Identify the lines containing the word "Budget". Copy each one.

(Collected data entries)
:::
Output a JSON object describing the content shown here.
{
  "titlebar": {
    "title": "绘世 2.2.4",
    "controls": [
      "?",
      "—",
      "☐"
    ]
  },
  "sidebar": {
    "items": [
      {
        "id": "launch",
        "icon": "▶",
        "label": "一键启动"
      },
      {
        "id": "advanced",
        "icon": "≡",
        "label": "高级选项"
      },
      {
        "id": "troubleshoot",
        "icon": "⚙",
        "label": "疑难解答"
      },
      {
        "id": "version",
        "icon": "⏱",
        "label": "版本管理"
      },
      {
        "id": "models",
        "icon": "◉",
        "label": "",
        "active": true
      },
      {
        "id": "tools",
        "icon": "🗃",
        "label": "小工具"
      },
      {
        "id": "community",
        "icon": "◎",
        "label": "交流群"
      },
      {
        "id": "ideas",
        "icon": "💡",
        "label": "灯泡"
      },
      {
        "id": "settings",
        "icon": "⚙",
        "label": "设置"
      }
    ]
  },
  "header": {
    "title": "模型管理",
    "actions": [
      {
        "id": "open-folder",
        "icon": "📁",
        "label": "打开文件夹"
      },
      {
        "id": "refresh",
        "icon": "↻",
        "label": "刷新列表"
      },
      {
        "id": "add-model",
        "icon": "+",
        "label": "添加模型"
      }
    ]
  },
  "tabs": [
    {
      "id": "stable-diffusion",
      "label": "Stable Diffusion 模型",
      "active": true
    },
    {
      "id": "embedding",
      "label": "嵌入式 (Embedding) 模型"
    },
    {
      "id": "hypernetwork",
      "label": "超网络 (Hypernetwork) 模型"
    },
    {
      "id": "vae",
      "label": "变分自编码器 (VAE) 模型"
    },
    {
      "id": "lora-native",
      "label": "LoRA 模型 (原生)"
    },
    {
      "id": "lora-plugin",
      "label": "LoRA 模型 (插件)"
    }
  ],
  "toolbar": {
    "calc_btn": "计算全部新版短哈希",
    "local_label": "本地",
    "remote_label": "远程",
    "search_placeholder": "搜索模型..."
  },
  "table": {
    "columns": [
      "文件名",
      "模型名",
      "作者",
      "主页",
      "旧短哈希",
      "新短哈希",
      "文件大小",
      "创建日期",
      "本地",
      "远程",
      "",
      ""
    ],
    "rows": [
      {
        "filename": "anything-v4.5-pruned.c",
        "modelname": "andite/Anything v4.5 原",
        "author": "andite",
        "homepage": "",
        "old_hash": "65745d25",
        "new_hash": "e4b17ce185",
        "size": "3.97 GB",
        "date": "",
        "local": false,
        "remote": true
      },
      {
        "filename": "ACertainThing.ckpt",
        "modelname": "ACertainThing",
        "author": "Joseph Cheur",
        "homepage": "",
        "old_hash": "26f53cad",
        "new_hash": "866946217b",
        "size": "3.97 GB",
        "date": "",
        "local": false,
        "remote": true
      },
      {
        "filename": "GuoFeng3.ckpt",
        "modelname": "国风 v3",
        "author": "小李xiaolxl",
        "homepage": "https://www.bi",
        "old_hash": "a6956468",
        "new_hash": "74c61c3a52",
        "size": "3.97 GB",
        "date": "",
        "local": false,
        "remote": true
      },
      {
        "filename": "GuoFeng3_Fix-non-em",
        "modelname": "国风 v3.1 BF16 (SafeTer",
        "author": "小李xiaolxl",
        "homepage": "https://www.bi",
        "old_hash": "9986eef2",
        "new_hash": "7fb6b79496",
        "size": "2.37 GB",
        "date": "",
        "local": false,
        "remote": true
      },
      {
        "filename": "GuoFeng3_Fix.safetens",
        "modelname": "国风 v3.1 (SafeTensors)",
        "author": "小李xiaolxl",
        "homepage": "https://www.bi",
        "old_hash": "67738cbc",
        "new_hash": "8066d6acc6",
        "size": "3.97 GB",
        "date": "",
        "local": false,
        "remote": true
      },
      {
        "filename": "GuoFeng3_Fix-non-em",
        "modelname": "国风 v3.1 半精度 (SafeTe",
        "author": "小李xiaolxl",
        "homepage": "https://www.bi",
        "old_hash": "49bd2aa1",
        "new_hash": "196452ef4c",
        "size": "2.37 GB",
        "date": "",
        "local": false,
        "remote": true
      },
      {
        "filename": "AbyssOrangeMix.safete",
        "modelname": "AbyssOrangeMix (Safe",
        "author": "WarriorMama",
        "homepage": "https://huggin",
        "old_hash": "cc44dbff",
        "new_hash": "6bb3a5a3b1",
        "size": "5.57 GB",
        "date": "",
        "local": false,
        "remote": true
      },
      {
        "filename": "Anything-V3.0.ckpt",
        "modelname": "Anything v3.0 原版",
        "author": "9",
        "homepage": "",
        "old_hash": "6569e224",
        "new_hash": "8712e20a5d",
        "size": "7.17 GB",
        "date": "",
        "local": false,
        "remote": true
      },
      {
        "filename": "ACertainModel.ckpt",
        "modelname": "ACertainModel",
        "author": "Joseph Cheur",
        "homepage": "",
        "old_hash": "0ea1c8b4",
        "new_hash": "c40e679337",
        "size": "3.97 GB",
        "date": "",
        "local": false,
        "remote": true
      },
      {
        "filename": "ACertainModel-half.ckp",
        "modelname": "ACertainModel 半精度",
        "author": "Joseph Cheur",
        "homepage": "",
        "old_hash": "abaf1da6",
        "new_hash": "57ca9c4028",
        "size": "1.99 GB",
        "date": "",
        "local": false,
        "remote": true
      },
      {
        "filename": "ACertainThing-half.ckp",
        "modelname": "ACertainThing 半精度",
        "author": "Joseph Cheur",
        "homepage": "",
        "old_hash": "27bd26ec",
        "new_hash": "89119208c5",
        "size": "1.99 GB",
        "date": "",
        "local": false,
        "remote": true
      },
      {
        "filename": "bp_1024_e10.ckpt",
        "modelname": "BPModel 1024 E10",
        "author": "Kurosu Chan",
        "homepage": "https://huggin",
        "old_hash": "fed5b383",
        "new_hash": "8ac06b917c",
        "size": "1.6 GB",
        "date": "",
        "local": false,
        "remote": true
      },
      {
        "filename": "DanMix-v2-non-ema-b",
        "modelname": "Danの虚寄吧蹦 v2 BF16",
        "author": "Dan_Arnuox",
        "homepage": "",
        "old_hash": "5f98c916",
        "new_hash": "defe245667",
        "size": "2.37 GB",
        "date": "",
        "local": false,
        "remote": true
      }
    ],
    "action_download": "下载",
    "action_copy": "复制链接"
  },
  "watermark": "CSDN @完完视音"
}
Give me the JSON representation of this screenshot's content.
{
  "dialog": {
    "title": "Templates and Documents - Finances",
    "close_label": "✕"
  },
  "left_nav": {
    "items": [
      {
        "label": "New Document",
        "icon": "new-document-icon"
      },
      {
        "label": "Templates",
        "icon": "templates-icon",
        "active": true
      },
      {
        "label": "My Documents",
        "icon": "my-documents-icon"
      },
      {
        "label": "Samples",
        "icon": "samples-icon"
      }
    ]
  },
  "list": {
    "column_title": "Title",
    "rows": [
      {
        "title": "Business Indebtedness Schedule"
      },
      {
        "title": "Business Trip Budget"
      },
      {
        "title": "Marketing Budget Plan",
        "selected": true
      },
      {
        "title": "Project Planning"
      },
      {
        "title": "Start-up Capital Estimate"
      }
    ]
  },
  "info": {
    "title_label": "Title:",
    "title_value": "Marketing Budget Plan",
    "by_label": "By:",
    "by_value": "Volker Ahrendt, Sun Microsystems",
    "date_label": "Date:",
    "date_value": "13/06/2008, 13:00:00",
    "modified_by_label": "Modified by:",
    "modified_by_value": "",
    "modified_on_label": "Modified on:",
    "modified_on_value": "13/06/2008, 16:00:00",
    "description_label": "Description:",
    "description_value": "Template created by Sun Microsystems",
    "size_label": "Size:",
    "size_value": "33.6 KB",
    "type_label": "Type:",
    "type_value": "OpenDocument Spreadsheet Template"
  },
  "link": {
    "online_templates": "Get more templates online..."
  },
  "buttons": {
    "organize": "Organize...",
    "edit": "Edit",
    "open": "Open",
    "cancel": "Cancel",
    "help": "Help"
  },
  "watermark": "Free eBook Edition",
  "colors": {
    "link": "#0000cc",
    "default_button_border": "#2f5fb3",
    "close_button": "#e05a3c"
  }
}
:::
[ANSWER TO THIS TASK]
        "title": "Business Trip Budget"
        "title": "Marketing Budget Plan",
    "title_value": "Marketing Budget Plan",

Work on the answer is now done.